SUPPLIED TEXT ▸
________________________

Becoming Gods or Ghosts? A Gender Analysis Comparing “Dongao Shipai Gong” and “Qijin Ladies’ Tomb”
Yu-Ling Ku(School of Humanities, Taipei National University of the Arts)
As the concrete representation of collective memory, monuments serve to communicate with the past. Both “Dongao Shipai Gong” and “Qijin Ladies’ Tomb” were set up to mourn those who died some decades ago in the course of their work, the former men who died building the road along the mountainous east coast of Taiwan, and the latter 25 factory girls who died in a 1973 ferry capsizing in Kaohsiung. After decades of social and cultural change, the former gradually became worshipped by vehicle drivers, even officially treated as local gods in the Worker Pioneer Temple after 1998; the latter were demonized as unmarried female ghosts seducing young men, and their cemetery was grim and dark until it was rebuilt as the Women Workers’ Memorial Park in 2008. The old monuments, newly rebuilt, redefine the collective memory of the past in the social frame of the present. This essay compares the deification of Dongao Shipai Gong with the demonization of Qijin Ladies’ Tomb from the ambivalent perspective of ghost worship in Taiwanese folk religion, exploring the gender differences in devotional practices which might reflect the value projections of different eras.

________________________

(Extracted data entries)
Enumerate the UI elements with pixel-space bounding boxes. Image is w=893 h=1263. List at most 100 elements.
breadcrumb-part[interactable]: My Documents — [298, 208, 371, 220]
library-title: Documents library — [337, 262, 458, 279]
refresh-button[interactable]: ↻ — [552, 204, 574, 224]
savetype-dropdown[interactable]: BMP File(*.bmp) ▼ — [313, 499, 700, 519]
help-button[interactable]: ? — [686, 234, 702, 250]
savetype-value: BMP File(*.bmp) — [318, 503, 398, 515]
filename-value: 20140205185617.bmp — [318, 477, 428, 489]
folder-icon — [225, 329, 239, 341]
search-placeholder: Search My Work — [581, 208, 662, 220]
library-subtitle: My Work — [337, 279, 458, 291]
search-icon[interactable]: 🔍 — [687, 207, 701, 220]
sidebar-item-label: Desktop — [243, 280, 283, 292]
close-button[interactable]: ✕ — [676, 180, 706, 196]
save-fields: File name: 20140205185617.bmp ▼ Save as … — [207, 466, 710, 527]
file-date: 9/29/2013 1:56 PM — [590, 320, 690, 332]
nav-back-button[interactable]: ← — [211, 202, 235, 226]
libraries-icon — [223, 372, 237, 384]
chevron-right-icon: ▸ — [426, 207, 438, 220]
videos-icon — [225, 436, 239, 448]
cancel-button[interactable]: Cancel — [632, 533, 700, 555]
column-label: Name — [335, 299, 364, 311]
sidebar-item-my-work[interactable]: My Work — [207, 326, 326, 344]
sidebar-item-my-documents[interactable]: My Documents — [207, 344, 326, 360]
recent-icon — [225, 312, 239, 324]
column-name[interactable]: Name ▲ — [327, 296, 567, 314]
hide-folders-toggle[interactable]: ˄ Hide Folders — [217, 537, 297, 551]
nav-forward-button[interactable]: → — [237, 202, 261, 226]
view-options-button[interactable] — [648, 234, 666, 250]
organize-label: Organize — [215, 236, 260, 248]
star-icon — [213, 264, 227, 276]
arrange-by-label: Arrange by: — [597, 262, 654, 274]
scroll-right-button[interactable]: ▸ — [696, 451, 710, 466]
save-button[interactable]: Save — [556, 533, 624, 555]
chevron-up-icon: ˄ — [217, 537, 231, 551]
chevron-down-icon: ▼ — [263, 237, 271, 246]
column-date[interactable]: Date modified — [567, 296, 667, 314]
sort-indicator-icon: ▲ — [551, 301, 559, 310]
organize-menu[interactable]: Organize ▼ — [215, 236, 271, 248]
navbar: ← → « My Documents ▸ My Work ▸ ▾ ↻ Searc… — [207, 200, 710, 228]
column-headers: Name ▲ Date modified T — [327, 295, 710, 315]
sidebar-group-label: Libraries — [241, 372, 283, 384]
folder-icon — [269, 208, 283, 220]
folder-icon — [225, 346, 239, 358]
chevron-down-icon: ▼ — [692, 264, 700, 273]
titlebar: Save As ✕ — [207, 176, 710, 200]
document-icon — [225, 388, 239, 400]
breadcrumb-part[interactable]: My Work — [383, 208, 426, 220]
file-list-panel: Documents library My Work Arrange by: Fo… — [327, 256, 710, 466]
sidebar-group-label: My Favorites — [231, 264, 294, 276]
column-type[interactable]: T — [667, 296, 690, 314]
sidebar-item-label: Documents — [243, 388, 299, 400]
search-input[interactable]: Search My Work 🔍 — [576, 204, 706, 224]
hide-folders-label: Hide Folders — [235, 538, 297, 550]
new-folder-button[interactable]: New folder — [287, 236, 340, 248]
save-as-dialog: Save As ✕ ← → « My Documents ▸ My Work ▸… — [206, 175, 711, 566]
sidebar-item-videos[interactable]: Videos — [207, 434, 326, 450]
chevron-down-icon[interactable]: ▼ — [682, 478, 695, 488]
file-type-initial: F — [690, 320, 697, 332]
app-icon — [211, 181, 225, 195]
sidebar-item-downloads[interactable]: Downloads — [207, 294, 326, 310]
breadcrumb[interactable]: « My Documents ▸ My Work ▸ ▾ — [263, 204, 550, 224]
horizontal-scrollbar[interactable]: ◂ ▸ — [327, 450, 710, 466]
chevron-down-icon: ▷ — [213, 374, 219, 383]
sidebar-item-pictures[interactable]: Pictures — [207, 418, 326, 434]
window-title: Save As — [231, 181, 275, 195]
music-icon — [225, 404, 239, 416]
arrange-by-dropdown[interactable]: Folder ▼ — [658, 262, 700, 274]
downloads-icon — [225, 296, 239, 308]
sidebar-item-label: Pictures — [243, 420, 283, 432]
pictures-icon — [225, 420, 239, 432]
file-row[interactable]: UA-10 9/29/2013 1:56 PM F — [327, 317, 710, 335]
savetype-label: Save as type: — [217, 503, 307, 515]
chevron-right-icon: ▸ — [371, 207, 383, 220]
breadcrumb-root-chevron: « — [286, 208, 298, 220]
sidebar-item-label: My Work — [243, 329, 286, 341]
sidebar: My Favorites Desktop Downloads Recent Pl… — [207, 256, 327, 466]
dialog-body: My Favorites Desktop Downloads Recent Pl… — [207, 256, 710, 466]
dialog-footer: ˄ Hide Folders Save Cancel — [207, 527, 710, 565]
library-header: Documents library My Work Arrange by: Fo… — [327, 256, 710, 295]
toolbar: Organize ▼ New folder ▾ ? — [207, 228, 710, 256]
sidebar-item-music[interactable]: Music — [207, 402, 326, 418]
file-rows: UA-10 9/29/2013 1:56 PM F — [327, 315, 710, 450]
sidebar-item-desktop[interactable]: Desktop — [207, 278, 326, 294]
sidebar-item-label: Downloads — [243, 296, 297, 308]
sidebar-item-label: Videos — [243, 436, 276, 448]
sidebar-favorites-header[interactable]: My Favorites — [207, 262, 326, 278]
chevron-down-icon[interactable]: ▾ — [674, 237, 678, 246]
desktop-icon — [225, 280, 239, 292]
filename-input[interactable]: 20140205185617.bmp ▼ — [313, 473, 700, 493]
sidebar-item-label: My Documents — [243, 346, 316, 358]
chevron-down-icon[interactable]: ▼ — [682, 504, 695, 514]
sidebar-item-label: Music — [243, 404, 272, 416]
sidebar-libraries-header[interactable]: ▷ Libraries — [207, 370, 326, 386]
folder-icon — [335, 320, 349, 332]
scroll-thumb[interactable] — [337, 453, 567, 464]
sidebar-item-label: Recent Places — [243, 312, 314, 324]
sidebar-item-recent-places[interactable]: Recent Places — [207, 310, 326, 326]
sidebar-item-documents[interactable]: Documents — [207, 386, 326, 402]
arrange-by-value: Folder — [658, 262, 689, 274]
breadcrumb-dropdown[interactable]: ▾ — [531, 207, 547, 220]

________________________

TASKS AND EXERCISES ▸
A. Answer these questions using the abstract comparing the two monuments:
(i) How many factory girls died in the ferry capsizing?
(ii) In what year was the cemetery rebuilt as the Women Workers' Memorial Park?
(iii) In which temple were the road workers officially treated as local gods?
B. Repeat the passage of the abstract comparing the two monuments, starting at "Becoming Gods or" and ending at "of the Arts)".
C. Decide whether each statement agrees with the abstract comparing the two monuments. Answer yes or no, and quote the words from the abstract that decide it.
(i) The ferry capsizing took place in Kaohsiung.
(ii) Dongao Shipai Gong commemorates women who died building a road.
(iii) The essay examines its subject from the perspective of ghost worship in Taiwanese folk religion.

ANSWER SET ▸
A.
(i) 25
(ii) 2008
(iii) The Worker Pioneer Temple

B.
Becoming Gods or Ghosts? A Gender Analysis Comparing “Dongao Shipai Gong” and “Qijin Ladies’ Tomb”
Yu-Ling Ku(School of Humanities, Taipei National University of the Arts)

C.
(i) Yes: "25 factory girls who died in a 1973 ferry capsizing in Kaohsiung"
(ii) No: "the former men who died building the road along the mountainous east coast of Taiwan"
(iii) Yes: "from the ambivalent perspective of ghost worship in Taiwanese folk religion"